Dataset excerpt

[start]

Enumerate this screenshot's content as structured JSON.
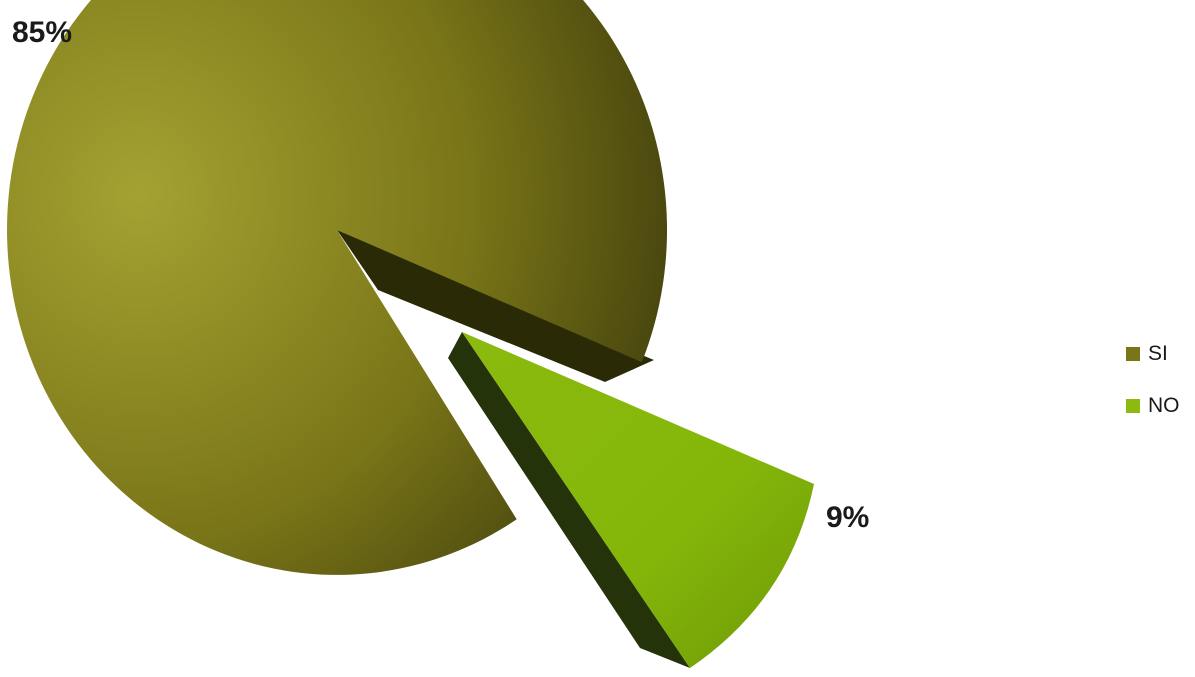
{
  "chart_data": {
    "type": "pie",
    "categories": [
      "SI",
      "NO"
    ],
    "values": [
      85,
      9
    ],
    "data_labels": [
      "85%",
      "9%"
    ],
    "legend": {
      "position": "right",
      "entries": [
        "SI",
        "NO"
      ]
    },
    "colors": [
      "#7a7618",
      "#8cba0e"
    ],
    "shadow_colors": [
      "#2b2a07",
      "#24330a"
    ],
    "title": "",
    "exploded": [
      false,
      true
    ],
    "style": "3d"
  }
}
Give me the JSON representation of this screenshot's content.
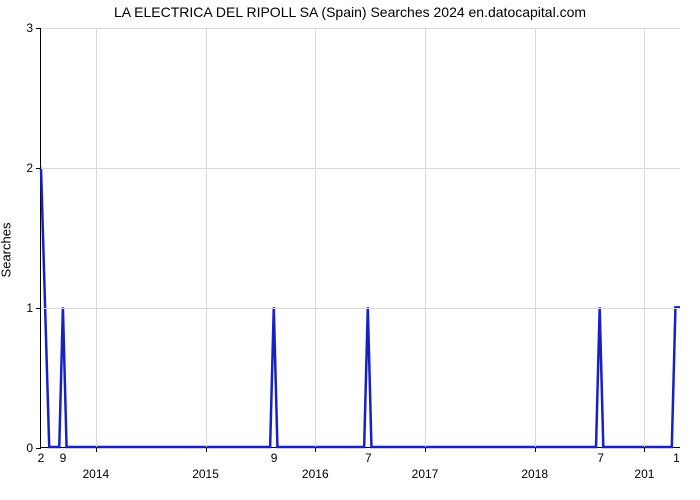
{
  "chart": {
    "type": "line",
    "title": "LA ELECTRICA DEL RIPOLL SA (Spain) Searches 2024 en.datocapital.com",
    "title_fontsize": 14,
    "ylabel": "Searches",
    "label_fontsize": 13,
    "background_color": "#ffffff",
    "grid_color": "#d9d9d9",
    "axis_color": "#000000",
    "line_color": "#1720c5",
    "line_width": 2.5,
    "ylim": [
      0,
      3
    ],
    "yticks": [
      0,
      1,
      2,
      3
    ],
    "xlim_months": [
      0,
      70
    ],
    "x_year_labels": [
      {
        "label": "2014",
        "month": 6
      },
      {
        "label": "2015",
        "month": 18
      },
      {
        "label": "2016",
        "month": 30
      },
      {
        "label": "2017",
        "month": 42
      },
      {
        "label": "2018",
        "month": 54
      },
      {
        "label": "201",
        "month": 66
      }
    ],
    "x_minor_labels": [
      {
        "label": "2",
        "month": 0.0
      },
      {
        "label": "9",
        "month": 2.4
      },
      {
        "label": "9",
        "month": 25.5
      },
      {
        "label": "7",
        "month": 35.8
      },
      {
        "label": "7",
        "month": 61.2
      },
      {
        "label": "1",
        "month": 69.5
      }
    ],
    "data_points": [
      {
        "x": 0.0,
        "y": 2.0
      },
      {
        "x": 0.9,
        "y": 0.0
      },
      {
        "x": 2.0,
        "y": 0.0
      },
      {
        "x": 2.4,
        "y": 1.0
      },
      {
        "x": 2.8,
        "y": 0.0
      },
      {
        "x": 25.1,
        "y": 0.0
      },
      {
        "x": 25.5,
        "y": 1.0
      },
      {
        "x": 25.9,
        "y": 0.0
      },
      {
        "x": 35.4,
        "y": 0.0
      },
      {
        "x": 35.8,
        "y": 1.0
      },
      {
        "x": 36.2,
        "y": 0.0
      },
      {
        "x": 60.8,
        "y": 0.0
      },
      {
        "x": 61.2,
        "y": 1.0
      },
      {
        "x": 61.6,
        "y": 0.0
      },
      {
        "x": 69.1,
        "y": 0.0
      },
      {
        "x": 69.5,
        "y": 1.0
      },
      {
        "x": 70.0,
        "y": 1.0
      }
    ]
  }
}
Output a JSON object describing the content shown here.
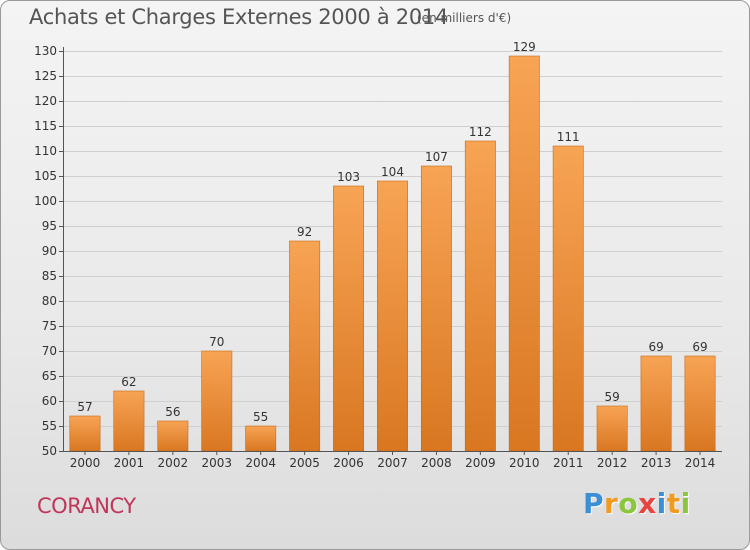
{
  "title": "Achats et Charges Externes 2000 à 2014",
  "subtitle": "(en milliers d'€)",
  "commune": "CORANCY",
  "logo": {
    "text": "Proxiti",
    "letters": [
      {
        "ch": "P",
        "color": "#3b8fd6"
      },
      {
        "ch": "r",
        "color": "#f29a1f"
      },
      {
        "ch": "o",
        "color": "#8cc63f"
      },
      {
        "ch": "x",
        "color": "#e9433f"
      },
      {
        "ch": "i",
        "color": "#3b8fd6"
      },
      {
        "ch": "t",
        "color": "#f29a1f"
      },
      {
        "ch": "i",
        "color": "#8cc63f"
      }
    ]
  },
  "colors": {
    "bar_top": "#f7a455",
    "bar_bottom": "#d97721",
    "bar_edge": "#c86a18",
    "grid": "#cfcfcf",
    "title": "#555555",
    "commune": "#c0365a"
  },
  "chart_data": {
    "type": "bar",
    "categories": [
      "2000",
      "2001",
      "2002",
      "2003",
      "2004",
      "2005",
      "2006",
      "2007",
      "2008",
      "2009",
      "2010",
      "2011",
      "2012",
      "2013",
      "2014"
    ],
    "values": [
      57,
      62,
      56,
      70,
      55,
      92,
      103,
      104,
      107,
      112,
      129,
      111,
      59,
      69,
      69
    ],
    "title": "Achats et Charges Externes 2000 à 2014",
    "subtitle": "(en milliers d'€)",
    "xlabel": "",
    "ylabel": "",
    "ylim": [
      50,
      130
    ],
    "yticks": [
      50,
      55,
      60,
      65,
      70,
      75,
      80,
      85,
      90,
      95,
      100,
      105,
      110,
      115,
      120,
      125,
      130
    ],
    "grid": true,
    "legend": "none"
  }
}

[end]
[start]

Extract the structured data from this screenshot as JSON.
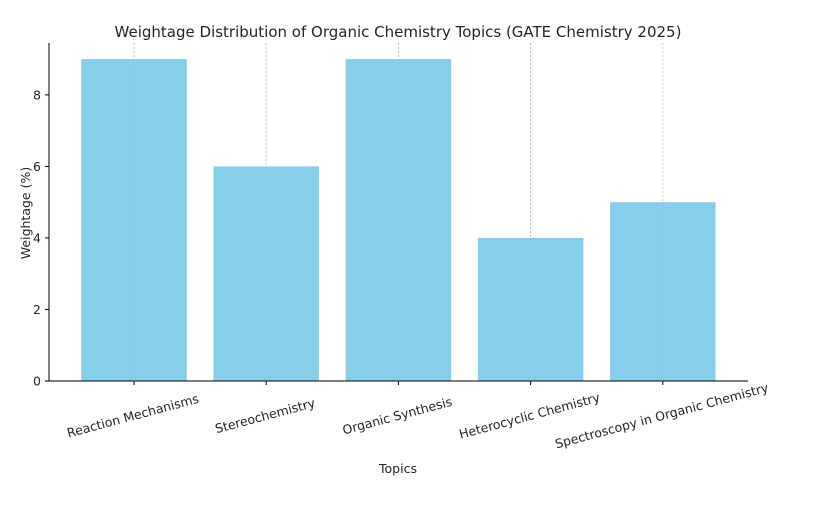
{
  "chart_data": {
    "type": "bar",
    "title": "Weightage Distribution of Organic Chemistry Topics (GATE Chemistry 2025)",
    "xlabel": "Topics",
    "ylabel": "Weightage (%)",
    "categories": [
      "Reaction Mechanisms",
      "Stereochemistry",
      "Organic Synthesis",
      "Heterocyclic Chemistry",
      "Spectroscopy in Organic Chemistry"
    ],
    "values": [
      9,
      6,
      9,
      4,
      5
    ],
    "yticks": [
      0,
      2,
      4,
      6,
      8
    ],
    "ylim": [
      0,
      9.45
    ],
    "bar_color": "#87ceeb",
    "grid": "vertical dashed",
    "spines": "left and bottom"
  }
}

[end]

# PROMPT
Which lines of the material contain the string "ylabel"? List each of them.

# ANSWER FOR THIS EXERCISE
    "ylabel": "Searches",
    "ylabel": "",
    "ylabel": "Weightage (%)",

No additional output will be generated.